## Begin SUPPLIED RECORDS

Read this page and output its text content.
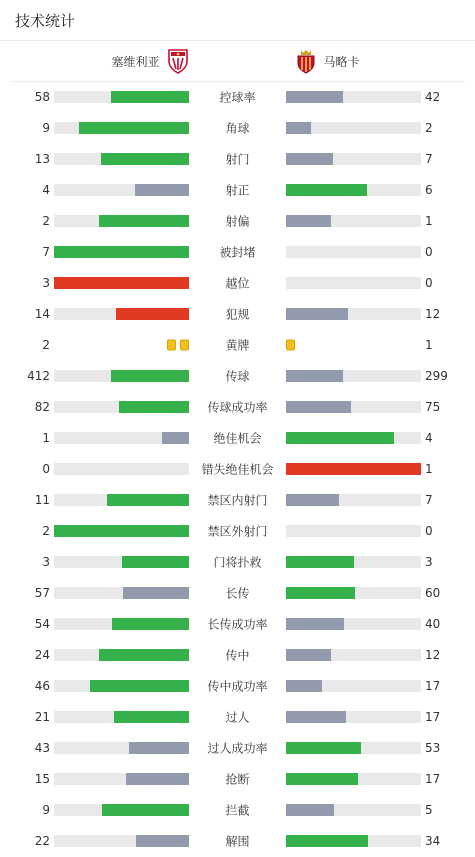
技术统计
塞维利亚	马略卡
58	控球率	42
9	角球	2
13	射门	7
4	射正	6
2	射偏	1
7	被封堵	0
3	越位	0
14	犯规	12
2	黄牌	1
412	传球	299
82	传球成功率	75
1	绝佳机会	4
0	错失绝佳机会	1
11	禁区内射门	7
2	禁区外射门	0
3	门将扑救	3
57	长传	60
54	长传成功率	40
24	传中	12
46	传中成功率	17
21	过人	17
43	过人成功率	53
15	抢断	17
9	拦截	5
22	解围	34
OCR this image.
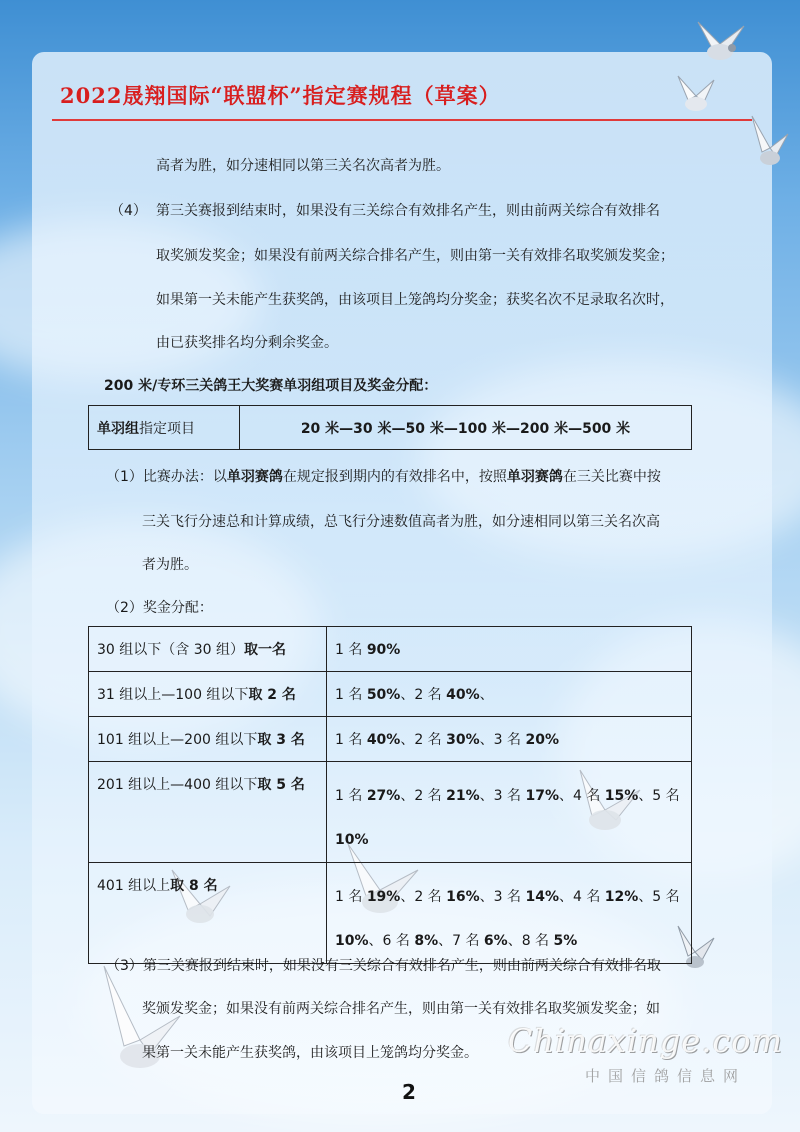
2022晟翔国际“联盟杯”指定赛规程（草案）
高者为胜，如分速相同以第三关名次高者为胜。
（4） 第三关赛报到结束时，如果没有三关综合有效排名产生，则由前两关综合有效排名
取奖颁发奖金；如果没有前两关综合排名产生，则由第一关有效排名取奖颁发奖金；
如果第一关未能产生获奖鸽，由该项目上笼鸽均分奖金；获奖名次不足录取名次时，
由已获奖排名均分剩余奖金。
200 米/专环三关鸽王大奖赛单羽组项目及奖金分配：
单羽组指定项目	20 米—30 米—50 米—100 米—200 米—500 米
（1）比赛办法：以单羽赛鸽在规定报到期内的有效排名中，按照单羽赛鸽在三关比赛中按
三关飞行分速总和计算成绩，总飞行分速数值高者为胜，如分速相同以第三关名次高
者为胜。
（2）奖金分配：
30 组以下（含 30 组）取一名	1 名 90%
31 组以上—100 组以下取 2 名	1 名 50%、2 名 40%、
101 组以上—200 组以下取 3 名	1 名 40%、2 名 30%、3 名 20%
201 组以上—400 组以下取 5 名	1 名 27%、2 名 21%、3 名 17%、4 名 15%、5 名
10%

401 组以上取 8 名	1 名 19%、2 名 16%、3 名 14%、4 名 12%、5 名
10%、6 名 8%、7 名 6%、8 名 5%
（3）第三关赛报到结束时，如果没有三关综合有效排名产生，则由前两关综合有效排名取
奖颁发奖金；如果没有前两关综合排名产生，则由第一关有效排名取奖颁发奖金；如
果第一关未能产生获奖鸽，由该项目上笼鸽均分奖金。
2
Chinaxinge.com
中国信鸽信息网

## End SUPPLIED RECORDS

PROBLEM TO SOLVE: Output all of the records exactly as they appear above, but not the pictures.

SOLUTION FOR THIS PROBLEM:
Read this page and output its text content.
技术统计
塞维利亚	马略卡
58	控球率	42
9	角球	2
13	射门	7
4	射正	6
2	射偏	1
7	被封堵	0
3	越位	0
14	犯规	12
2	黄牌	1
412	传球	299
82	传球成功率	75
1	绝佳机会	4
0	错失绝佳机会	1
11	禁区内射门	7
2	禁区外射门	0
3	门将扑救	3
57	长传	60
54	长传成功率	40
24	传中	12
46	传中成功率	17
21	过人	17
43	过人成功率	53
15	抢断	17
9	拦截	5
22	解围	34
OCR this image.
2022晟翔国际“联盟杯”指定赛规程（草案）
高者为胜，如分速相同以第三关名次高者为胜。
（4） 第三关赛报到结束时，如果没有三关综合有效排名产生，则由前两关综合有效排名
取奖颁发奖金；如果没有前两关综合排名产生，则由第一关有效排名取奖颁发奖金；
如果第一关未能产生获奖鸽，由该项目上笼鸽均分奖金；获奖名次不足录取名次时，
由已获奖排名均分剩余奖金。
200 米/专环三关鸽王大奖赛单羽组项目及奖金分配：
单羽组指定项目	20 米—30 米—50 米—100 米—200 米—500 米
（1）比赛办法：以单羽赛鸽在规定报到期内的有效排名中，按照单羽赛鸽在三关比赛中按
三关飞行分速总和计算成绩，总飞行分速数值高者为胜，如分速相同以第三关名次高
者为胜。
（2）奖金分配：
30 组以下（含 30 组）取一名	1 名 90%
31 组以上—100 组以下取 2 名	1 名 50%、2 名 40%、
101 组以上—200 组以下取 3 名	1 名 40%、2 名 30%、3 名 20%
201 组以上—400 组以下取 5 名	1 名 27%、2 名 21%、3 名 17%、4 名 15%、5 名
10%

401 组以上取 8 名	1 名 19%、2 名 16%、3 名 14%、4 名 12%、5 名
10%、6 名 8%、7 名 6%、8 名 5%
（3）第三关赛报到结束时，如果没有三关综合有效排名产生，则由前两关综合有效排名取
奖颁发奖金；如果没有前两关综合排名产生，则由第一关有效排名取奖颁发奖金；如
果第一关未能产生获奖鸽，由该项目上笼鸽均分奖金。
2
Chinaxinge.com
中国信鸽信息网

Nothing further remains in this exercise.